(begin)

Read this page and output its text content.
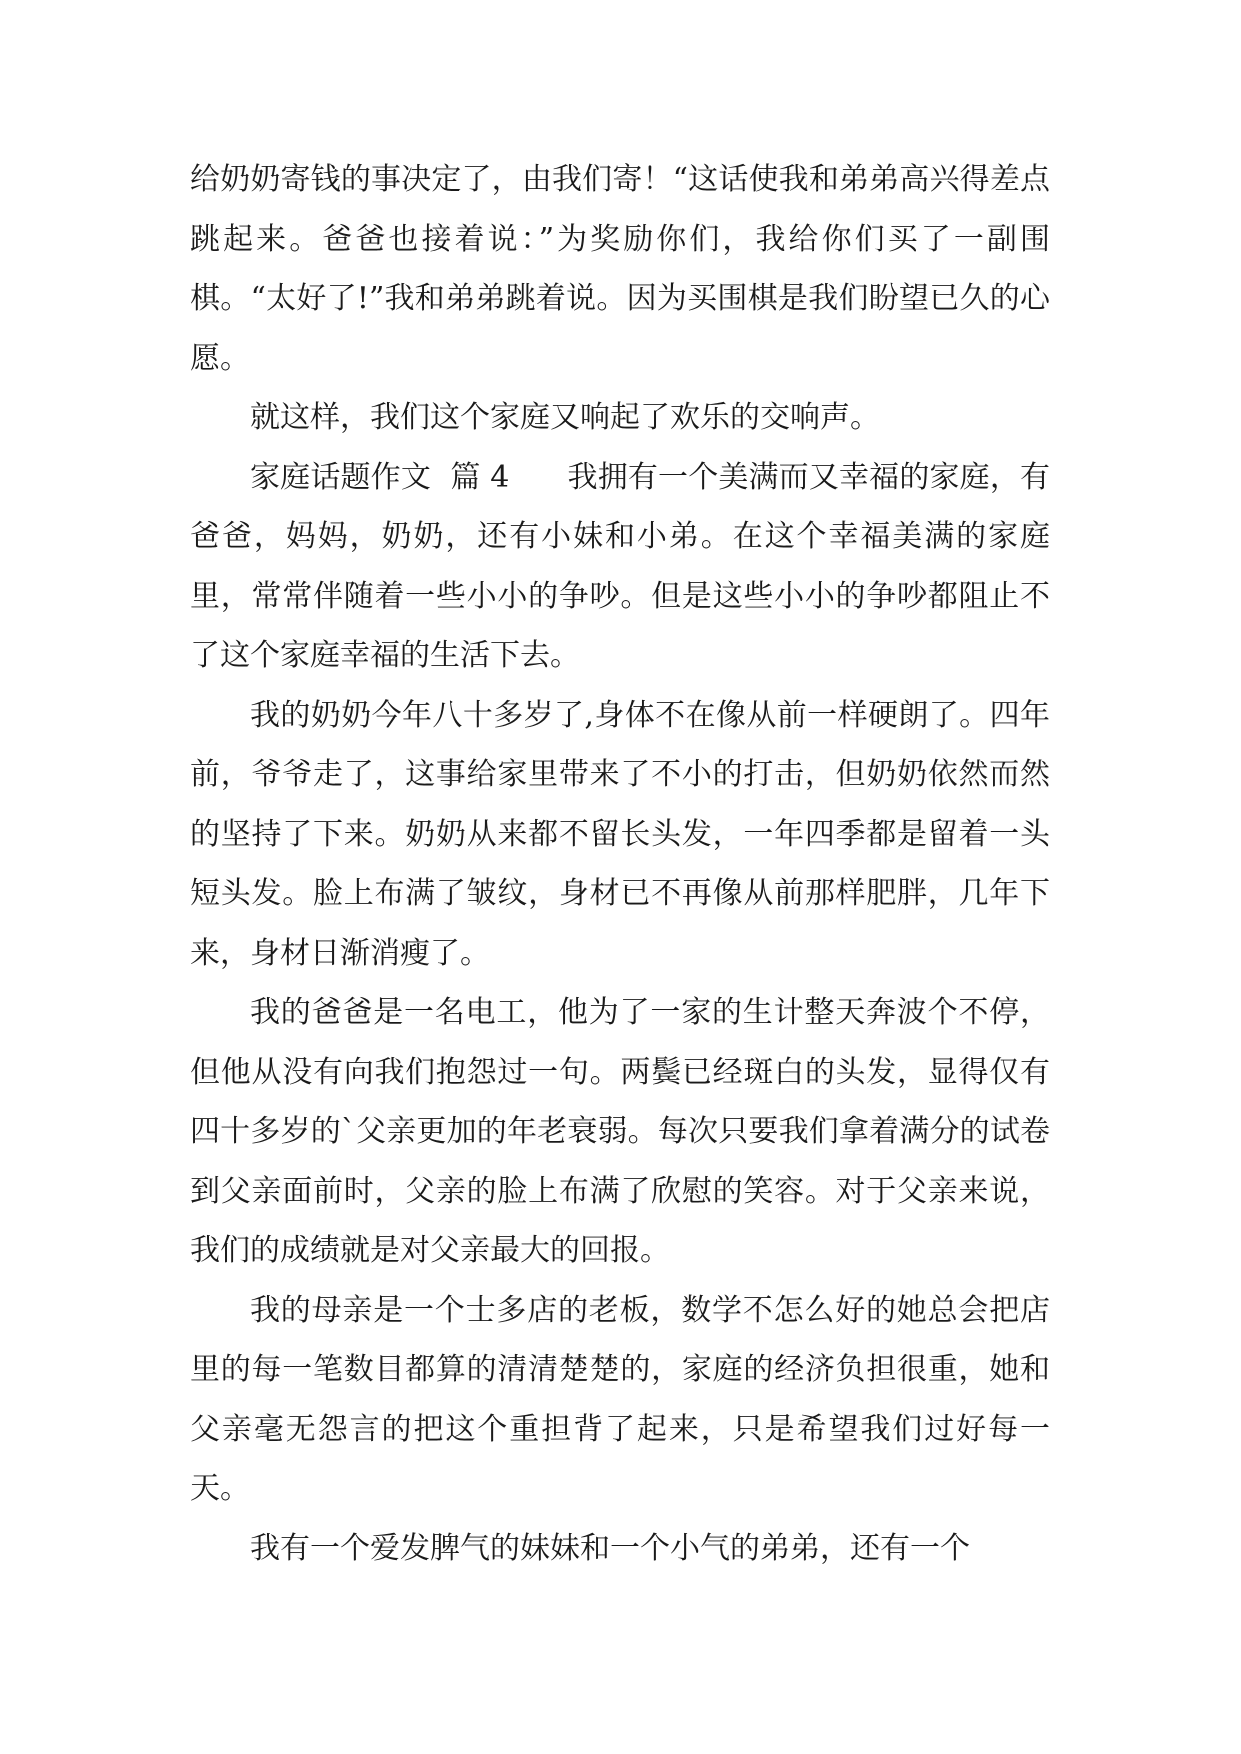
给奶奶寄钱的事决定了，由我们寄！“这话使我和弟弟高兴得差点跳起来。爸爸也接着说：”为奖励你们，我给你们买了一副围棋。“太好了!”我和弟弟跳着说。因为买围棋是我们盼望已久的心愿。

就这样，我们这个家庭又响起了欢乐的交响声。

家庭话题作文  篇 4      我拥有一个美满而又幸福的家庭，有爸爸，妈妈，奶奶，还有小妹和小弟。在这个幸福美满的家庭里，常常伴随着一些小小的争吵。但是这些小小的争吵都阻止不了这个家庭幸福的生活下去。

我的奶奶今年八十多岁了,身体不在像从前一样硬朗了。四年前，爷爷走了，这事给家里带来了不小的打击，但奶奶依然而然的坚持了下来。奶奶从来都不留长头发，一年四季都是留着一头短头发。脸上布满了皱纹，身材已不再像从前那样肥胖，几年下来，身材日渐消瘦了。

我的爸爸是一名电工，他为了一家的生计整天奔波个不停，但他从没有向我们抱怨过一句。两鬓已经斑白的头发，显得仅有四十多岁的`父亲更加的年老衰弱。每次只要我们拿着满分的试卷到父亲面前时，父亲的脸上布满了欣慰的笑容。对于父亲来说，我们的成绩就是对父亲最大的回报。

我的母亲是一个士多店的老板，数学不怎么好的她总会把店里的每一笔数目都算的清清楚楚的，家庭的经济负担很重，她和父亲毫无怨言的把这个重担背了起来，只是希望我们过好每一天。

我有一个爱发脾气的妹妹和一个小气的弟弟，还有一个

(end)

• **GIVEN REQUEST**
Repeat the data exactly, excluding the pictures.

• **EXERCISE RESULT**
Read this page and output its text content.
给奶奶寄钱的事决定了，由我们寄！“这话使我和弟弟高兴得差点跳起来。爸爸也接着说：”为奖励你们，我给你们买了一副围棋。“太好了!”我和弟弟跳着说。因为买围棋是我们盼望已久的心愿。

就这样，我们这个家庭又响起了欢乐的交响声。

家庭话题作文  篇 4      我拥有一个美满而又幸福的家庭，有爸爸，妈妈，奶奶，还有小妹和小弟。在这个幸福美满的家庭里，常常伴随着一些小小的争吵。但是这些小小的争吵都阻止不了这个家庭幸福的生活下去。

我的奶奶今年八十多岁了,身体不在像从前一样硬朗了。四年前，爷爷走了，这事给家里带来了不小的打击，但奶奶依然而然的坚持了下来。奶奶从来都不留长头发，一年四季都是留着一头短头发。脸上布满了皱纹，身材已不再像从前那样肥胖，几年下来，身材日渐消瘦了。

我的爸爸是一名电工，他为了一家的生计整天奔波个不停，但他从没有向我们抱怨过一句。两鬓已经斑白的头发，显得仅有四十多岁的`父亲更加的年老衰弱。每次只要我们拿着满分的试卷到父亲面前时，父亲的脸上布满了欣慰的笑容。对于父亲来说，我们的成绩就是对父亲最大的回报。

我的母亲是一个士多店的老板，数学不怎么好的她总会把店里的每一笔数目都算的清清楚楚的，家庭的经济负担很重，她和父亲毫无怨言的把这个重担背了起来，只是希望我们过好每一天。

我有一个爱发脾气的妹妹和一个小气的弟弟，还有一个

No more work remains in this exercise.